▶ **Goal**: Note how many lines hold "Department" and report that number by itself.

▶ **Records for this exercise**:
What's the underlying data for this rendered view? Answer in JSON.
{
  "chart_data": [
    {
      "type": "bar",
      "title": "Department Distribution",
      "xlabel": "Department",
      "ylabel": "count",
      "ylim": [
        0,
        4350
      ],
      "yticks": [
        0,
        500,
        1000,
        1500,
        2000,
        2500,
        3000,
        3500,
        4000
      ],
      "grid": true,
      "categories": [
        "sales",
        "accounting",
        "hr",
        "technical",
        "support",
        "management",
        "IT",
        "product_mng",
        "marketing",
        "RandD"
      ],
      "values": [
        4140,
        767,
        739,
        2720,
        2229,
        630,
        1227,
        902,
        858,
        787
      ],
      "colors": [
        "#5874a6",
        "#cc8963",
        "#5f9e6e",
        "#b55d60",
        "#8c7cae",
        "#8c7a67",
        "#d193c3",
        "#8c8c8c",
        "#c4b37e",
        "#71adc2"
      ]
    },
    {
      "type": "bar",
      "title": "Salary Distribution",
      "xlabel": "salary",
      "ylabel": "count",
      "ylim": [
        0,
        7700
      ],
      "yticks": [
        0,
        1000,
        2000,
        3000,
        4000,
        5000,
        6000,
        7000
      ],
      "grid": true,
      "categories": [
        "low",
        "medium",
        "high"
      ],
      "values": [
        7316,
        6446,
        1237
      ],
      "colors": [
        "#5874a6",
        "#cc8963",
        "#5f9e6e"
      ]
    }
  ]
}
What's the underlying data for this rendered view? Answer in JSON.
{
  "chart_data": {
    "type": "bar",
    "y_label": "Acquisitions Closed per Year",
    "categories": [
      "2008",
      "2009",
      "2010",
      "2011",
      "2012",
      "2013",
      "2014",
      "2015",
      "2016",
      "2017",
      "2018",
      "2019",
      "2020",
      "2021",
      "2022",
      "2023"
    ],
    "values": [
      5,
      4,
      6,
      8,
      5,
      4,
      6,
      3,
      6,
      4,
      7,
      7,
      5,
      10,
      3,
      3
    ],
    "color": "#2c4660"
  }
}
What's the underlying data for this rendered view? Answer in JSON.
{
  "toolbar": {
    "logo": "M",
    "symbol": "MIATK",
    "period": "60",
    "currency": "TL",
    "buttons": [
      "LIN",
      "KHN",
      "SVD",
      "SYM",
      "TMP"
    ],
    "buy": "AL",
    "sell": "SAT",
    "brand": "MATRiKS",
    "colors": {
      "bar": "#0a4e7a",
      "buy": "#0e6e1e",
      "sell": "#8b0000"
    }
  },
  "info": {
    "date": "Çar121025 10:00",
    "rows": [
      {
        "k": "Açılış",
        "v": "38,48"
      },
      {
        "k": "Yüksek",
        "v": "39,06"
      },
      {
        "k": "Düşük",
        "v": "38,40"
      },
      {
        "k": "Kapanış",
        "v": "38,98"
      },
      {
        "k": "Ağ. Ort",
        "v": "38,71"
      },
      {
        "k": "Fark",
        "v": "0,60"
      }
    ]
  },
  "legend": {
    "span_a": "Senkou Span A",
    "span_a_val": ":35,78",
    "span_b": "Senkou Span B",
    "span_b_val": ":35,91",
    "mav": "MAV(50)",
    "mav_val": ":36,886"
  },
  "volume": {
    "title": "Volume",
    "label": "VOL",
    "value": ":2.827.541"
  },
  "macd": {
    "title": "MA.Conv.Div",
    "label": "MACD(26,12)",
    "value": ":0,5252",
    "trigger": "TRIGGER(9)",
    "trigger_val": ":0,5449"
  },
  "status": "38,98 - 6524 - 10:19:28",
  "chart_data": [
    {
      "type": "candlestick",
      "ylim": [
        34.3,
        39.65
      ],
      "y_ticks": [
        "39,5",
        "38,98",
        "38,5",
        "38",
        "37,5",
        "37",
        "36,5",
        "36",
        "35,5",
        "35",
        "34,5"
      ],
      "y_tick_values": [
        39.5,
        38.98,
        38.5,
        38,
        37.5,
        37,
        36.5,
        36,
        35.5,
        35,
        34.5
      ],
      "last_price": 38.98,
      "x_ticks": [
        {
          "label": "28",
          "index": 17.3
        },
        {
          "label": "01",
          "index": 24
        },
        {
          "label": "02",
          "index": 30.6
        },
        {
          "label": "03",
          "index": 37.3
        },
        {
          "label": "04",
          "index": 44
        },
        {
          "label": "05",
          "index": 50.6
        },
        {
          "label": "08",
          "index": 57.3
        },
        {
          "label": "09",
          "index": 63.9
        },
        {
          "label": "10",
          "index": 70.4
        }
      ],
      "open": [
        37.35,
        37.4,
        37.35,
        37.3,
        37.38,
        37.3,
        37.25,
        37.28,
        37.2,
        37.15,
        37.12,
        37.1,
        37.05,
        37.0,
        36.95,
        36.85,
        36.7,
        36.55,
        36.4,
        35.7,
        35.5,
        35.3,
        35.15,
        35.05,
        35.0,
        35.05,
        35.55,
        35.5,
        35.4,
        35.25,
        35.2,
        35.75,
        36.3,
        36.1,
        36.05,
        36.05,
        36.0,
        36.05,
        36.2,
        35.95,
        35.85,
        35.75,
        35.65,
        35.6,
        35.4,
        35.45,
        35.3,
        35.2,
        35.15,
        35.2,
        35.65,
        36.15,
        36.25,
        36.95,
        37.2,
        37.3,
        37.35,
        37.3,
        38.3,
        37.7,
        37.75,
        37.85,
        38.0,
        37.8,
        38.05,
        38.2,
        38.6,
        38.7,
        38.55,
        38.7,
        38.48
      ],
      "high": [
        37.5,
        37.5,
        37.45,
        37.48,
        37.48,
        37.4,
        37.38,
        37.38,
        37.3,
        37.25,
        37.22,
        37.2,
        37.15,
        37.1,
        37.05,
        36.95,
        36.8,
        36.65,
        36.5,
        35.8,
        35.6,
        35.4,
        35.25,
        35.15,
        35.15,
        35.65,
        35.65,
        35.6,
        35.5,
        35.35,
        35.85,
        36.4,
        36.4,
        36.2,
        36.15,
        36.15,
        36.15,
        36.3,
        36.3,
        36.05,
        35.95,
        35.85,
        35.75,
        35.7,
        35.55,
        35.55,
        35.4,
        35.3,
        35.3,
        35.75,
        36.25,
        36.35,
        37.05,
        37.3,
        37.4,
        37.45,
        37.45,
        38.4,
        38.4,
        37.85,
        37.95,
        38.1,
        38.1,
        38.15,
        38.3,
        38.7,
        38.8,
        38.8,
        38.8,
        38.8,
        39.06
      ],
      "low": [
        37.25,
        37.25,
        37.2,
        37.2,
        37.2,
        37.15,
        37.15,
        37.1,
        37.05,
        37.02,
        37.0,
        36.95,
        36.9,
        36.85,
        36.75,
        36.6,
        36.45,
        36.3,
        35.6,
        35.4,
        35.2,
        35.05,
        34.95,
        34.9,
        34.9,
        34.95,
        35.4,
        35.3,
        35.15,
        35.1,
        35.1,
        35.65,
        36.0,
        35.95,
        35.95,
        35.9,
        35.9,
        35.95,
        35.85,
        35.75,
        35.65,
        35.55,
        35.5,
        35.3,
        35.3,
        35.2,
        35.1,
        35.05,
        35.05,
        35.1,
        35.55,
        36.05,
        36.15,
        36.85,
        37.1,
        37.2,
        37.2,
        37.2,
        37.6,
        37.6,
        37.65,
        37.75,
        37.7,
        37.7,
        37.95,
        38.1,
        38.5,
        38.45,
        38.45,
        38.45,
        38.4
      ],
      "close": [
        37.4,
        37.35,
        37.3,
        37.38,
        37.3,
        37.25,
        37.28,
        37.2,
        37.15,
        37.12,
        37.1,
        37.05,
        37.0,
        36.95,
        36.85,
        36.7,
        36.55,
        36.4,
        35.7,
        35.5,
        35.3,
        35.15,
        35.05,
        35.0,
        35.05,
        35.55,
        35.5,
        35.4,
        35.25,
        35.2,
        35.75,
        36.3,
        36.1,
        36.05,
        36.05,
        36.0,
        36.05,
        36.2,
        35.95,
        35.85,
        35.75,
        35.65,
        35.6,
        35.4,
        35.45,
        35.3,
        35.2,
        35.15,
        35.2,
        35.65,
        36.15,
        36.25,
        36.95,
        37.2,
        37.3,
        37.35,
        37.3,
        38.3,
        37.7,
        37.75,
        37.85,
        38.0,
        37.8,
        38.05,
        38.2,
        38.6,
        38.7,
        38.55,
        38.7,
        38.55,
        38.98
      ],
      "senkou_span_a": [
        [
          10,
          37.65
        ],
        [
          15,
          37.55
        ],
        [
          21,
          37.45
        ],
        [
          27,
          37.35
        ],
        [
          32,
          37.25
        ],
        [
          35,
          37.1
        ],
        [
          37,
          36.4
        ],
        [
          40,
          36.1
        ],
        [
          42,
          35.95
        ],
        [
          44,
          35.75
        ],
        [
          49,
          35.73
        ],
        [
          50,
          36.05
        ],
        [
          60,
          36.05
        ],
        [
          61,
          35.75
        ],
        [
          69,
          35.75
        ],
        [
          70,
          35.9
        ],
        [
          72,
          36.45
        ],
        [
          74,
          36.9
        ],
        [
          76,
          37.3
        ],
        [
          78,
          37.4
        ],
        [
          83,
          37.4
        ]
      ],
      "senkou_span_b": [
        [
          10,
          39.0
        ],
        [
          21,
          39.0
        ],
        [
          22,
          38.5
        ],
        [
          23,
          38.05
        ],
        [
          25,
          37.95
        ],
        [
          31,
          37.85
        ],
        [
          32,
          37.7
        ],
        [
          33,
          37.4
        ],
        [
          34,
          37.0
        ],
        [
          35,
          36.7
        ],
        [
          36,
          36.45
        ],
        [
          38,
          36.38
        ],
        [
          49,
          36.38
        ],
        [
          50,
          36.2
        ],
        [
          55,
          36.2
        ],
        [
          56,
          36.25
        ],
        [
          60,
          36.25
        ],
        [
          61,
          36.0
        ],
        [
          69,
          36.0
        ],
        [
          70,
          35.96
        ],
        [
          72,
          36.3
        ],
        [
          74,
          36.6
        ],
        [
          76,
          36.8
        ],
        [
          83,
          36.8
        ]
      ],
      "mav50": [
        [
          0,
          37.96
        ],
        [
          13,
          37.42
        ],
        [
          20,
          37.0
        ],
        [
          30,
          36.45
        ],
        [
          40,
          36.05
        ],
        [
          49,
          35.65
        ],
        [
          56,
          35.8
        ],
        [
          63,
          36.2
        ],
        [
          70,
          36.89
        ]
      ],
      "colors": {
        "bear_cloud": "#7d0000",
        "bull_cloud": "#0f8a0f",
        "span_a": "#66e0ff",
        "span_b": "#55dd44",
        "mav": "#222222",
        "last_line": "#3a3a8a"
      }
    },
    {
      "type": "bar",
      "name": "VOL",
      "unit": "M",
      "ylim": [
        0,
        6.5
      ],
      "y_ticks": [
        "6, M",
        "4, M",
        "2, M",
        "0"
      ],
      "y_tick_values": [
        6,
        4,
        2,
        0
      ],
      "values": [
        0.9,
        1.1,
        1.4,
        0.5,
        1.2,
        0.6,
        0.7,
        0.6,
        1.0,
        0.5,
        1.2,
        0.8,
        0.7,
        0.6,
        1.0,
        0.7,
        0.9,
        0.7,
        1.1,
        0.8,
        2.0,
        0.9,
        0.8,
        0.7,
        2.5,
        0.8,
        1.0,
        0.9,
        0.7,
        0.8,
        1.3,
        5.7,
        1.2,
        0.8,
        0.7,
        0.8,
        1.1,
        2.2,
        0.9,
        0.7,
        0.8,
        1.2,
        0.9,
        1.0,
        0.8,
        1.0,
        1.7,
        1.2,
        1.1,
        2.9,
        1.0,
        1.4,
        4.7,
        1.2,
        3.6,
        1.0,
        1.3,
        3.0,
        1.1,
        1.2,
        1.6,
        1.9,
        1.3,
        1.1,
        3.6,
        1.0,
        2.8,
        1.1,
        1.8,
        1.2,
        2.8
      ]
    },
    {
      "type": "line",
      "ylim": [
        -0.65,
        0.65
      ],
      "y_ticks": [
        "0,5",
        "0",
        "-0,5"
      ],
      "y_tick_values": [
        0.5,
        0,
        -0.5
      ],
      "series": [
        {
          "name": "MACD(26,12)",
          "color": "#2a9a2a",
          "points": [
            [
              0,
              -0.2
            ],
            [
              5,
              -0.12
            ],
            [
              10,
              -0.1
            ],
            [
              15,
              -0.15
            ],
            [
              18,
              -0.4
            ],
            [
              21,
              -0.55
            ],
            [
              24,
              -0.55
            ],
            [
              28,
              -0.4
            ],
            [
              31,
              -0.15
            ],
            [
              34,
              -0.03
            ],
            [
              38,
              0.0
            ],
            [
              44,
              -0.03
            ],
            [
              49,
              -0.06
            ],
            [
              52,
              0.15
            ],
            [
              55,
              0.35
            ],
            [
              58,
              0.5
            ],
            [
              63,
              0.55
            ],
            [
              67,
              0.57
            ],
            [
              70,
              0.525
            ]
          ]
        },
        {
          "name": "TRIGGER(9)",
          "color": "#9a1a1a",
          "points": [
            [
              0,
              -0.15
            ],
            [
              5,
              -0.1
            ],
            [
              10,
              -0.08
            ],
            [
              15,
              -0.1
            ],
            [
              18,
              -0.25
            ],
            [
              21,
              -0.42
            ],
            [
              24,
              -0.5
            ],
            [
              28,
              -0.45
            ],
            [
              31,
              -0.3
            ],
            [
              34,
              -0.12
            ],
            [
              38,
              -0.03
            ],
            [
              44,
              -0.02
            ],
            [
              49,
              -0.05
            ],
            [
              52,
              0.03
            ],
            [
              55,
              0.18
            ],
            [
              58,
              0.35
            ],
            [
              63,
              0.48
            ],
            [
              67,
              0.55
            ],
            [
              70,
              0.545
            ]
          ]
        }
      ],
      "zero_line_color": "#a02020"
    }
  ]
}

▶ **Response**: 2